DESCRIPTION OF THE TASK ::
Can you print the data exactly and leave out each image?

PROVIDED RECORDS ::
━━━━━━
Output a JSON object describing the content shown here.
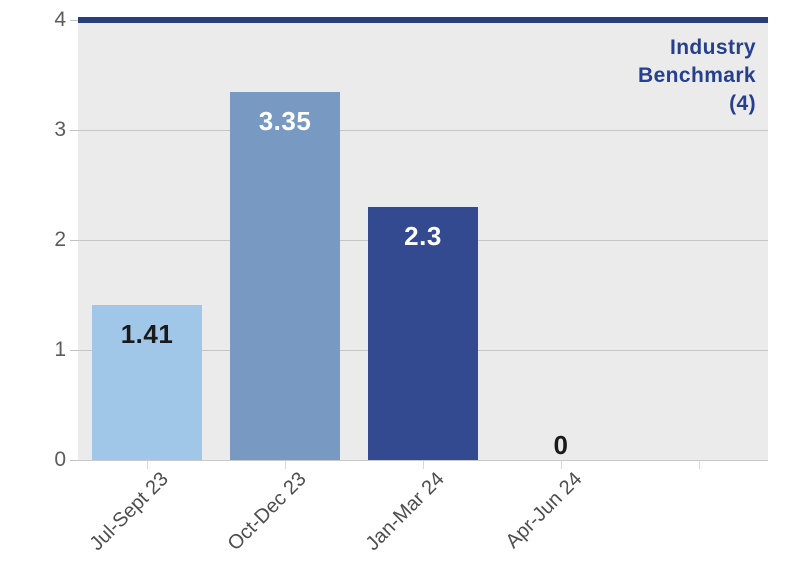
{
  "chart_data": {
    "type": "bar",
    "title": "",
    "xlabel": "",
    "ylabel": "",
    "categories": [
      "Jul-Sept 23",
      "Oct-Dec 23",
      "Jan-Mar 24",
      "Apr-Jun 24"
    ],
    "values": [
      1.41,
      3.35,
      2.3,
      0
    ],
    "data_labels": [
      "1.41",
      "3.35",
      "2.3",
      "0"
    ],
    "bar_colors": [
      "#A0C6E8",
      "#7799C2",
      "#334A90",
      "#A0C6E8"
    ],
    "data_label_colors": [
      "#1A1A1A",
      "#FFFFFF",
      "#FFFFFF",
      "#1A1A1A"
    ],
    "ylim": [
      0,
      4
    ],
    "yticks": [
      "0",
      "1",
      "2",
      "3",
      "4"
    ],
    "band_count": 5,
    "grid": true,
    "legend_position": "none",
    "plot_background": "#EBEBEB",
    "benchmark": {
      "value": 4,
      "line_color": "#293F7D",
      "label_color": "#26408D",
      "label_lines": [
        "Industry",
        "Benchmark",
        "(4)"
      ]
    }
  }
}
━━━━━━
WRITTEN ANSWER ::
Output a JSON object describing the content shown here.
{
  "chart_data": {
    "type": "bar",
    "title": "",
    "xlabel": "",
    "ylabel": "",
    "categories": [
      "Jul-Sept 23",
      "Oct-Dec 23",
      "Jan-Mar 24",
      "Apr-Jun 24"
    ],
    "values": [
      1.41,
      3.35,
      2.3,
      0
    ],
    "data_labels": [
      "1.41",
      "3.35",
      "2.3",
      "0"
    ],
    "bar_colors": [
      "#A0C6E8",
      "#7799C2",
      "#334A90",
      "#A0C6E8"
    ],
    "data_label_colors": [
      "#1A1A1A",
      "#FFFFFF",
      "#FFFFFF",
      "#1A1A1A"
    ],
    "ylim": [
      0,
      4
    ],
    "yticks": [
      "0",
      "1",
      "2",
      "3",
      "4"
    ],
    "band_count": 5,
    "grid": true,
    "legend_position": "none",
    "plot_background": "#EBEBEB",
    "benchmark": {
      "value": 4,
      "line_color": "#293F7D",
      "label_color": "#26408D",
      "label_lines": [
        "Industry",
        "Benchmark",
        "(4)"
      ]
    }
  }
}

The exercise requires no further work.